GIVEN RECORDS.
^^^^^^^^

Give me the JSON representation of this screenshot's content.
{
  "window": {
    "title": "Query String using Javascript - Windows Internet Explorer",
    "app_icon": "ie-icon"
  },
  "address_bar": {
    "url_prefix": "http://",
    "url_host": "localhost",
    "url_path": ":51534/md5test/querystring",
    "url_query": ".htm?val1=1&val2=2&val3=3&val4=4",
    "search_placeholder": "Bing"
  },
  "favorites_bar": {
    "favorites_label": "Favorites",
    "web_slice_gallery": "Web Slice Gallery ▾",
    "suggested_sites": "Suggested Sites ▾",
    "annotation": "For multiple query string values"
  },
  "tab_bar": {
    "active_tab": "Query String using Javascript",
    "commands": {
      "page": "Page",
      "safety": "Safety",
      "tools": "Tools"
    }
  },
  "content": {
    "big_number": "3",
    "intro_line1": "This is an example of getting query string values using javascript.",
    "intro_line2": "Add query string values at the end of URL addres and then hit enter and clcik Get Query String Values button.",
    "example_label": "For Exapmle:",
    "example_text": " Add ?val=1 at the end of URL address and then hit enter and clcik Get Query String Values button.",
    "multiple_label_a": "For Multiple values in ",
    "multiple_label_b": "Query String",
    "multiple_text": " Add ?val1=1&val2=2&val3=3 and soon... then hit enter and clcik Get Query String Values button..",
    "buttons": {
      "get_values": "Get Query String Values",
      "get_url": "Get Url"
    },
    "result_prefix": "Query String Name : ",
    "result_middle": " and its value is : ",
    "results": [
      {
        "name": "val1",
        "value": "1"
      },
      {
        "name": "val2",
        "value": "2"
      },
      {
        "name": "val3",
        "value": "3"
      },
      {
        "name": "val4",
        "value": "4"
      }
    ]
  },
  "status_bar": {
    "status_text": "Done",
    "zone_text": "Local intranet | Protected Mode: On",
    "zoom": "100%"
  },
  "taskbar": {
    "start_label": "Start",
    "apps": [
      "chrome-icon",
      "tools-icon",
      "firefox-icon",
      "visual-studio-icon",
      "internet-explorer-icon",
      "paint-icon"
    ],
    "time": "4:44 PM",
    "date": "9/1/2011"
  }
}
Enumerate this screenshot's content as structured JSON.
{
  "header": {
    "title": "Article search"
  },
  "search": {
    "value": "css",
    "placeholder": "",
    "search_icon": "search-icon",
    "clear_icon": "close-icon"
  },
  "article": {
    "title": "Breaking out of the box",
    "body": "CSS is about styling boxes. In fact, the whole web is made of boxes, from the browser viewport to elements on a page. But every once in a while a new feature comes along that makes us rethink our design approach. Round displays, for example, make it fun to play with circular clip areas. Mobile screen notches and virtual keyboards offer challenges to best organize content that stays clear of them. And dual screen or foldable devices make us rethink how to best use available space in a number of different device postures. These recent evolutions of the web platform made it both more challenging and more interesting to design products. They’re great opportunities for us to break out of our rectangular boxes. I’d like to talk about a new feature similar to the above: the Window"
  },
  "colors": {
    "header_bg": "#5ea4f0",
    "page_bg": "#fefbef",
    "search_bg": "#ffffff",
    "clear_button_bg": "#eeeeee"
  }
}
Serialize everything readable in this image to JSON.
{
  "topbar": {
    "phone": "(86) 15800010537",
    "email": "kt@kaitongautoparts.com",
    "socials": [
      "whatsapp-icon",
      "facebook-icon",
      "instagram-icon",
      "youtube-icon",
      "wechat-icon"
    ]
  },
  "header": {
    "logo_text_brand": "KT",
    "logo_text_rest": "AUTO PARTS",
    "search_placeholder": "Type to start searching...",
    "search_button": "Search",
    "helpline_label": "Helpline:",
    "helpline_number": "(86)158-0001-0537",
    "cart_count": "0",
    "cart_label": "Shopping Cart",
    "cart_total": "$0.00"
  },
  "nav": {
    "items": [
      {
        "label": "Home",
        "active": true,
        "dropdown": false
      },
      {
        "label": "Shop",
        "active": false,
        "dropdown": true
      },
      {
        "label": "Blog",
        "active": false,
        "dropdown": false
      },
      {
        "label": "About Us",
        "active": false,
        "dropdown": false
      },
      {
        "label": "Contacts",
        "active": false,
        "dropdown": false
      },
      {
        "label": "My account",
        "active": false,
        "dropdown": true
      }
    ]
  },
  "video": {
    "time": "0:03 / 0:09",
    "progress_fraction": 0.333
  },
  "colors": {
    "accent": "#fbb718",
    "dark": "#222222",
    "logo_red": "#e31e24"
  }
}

^^^^^^^^

DIRECTIVE. Give the material above again, word for word.

TASK ANSWER.
Give me the JSON representation of this screenshot's content.
{
  "window": {
    "title": "Query String using Javascript - Windows Internet Explorer",
    "app_icon": "ie-icon"
  },
  "address_bar": {
    "url_prefix": "http://",
    "url_host": "localhost",
    "url_path": ":51534/md5test/querystring",
    "url_query": ".htm?val1=1&val2=2&val3=3&val4=4",
    "search_placeholder": "Bing"
  },
  "favorites_bar": {
    "favorites_label": "Favorites",
    "web_slice_gallery": "Web Slice Gallery ▾",
    "suggested_sites": "Suggested Sites ▾",
    "annotation": "For multiple query string values"
  },
  "tab_bar": {
    "active_tab": "Query String using Javascript",
    "commands": {
      "page": "Page",
      "safety": "Safety",
      "tools": "Tools"
    }
  },
  "content": {
    "big_number": "3",
    "intro_line1": "This is an example of getting query string values using javascript.",
    "intro_line2": "Add query string values at the end of URL addres and then hit enter and clcik Get Query String Values button.",
    "example_label": "For Exapmle:",
    "example_text": " Add ?val=1 at the end of URL address and then hit enter and clcik Get Query String Values button.",
    "multiple_label_a": "For Multiple values in ",
    "multiple_label_b": "Query String",
    "multiple_text": " Add ?val1=1&val2=2&val3=3 and soon... then hit enter and clcik Get Query String Values button..",
    "buttons": {
      "get_values": "Get Query String Values",
      "get_url": "Get Url"
    },
    "result_prefix": "Query String Name : ",
    "result_middle": " and its value is : ",
    "results": [
      {
        "name": "val1",
        "value": "1"
      },
      {
        "name": "val2",
        "value": "2"
      },
      {
        "name": "val3",
        "value": "3"
      },
      {
        "name": "val4",
        "value": "4"
      }
    ]
  },
  "status_bar": {
    "status_text": "Done",
    "zone_text": "Local intranet | Protected Mode: On",
    "zoom": "100%"
  },
  "taskbar": {
    "start_label": "Start",
    "apps": [
      "chrome-icon",
      "tools-icon",
      "firefox-icon",
      "visual-studio-icon",
      "internet-explorer-icon",
      "paint-icon"
    ],
    "time": "4:44 PM",
    "date": "9/1/2011"
  }
}
Enumerate this screenshot's content as structured JSON.
{
  "header": {
    "title": "Article search"
  },
  "search": {
    "value": "css",
    "placeholder": "",
    "search_icon": "search-icon",
    "clear_icon": "close-icon"
  },
  "article": {
    "title": "Breaking out of the box",
    "body": "CSS is about styling boxes. In fact, the whole web is made of boxes, from the browser viewport to elements on a page. But every once in a while a new feature comes along that makes us rethink our design approach. Round displays, for example, make it fun to play with circular clip areas. Mobile screen notches and virtual keyboards offer challenges to best organize content that stays clear of them. And dual screen or foldable devices make us rethink how to best use available space in a number of different device postures. These recent evolutions of the web platform made it both more challenging and more interesting to design products. They’re great opportunities for us to break out of our rectangular boxes. I’d like to talk about a new feature similar to the above: the Window"
  },
  "colors": {
    "header_bg": "#5ea4f0",
    "page_bg": "#fefbef",
    "search_bg": "#ffffff",
    "clear_button_bg": "#eeeeee"
  }
}
Serialize everything readable in this image to JSON.
{
  "topbar": {
    "phone": "(86) 15800010537",
    "email": "kt@kaitongautoparts.com",
    "socials": [
      "whatsapp-icon",
      "facebook-icon",
      "instagram-icon",
      "youtube-icon",
      "wechat-icon"
    ]
  },
  "header": {
    "logo_text_brand": "KT",
    "logo_text_rest": "AUTO PARTS",
    "search_placeholder": "Type to start searching...",
    "search_button": "Search",
    "helpline_label": "Helpline:",
    "helpline_number": "(86)158-0001-0537",
    "cart_count": "0",
    "cart_label": "Shopping Cart",
    "cart_total": "$0.00"
  },
  "nav": {
    "items": [
      {
        "label": "Home",
        "active": true,
        "dropdown": false
      },
      {
        "label": "Shop",
        "active": false,
        "dropdown": true
      },
      {
        "label": "Blog",
        "active": false,
        "dropdown": false
      },
      {
        "label": "About Us",
        "active": false,
        "dropdown": false
      },
      {
        "label": "Contacts",
        "active": false,
        "dropdown": false
      },
      {
        "label": "My account",
        "active": false,
        "dropdown": true
      }
    ]
  },
  "video": {
    "time": "0:03 / 0:09",
    "progress_fraction": 0.333
  },
  "colors": {
    "accent": "#fbb718",
    "dark": "#222222",
    "logo_red": "#e31e24"
  }
}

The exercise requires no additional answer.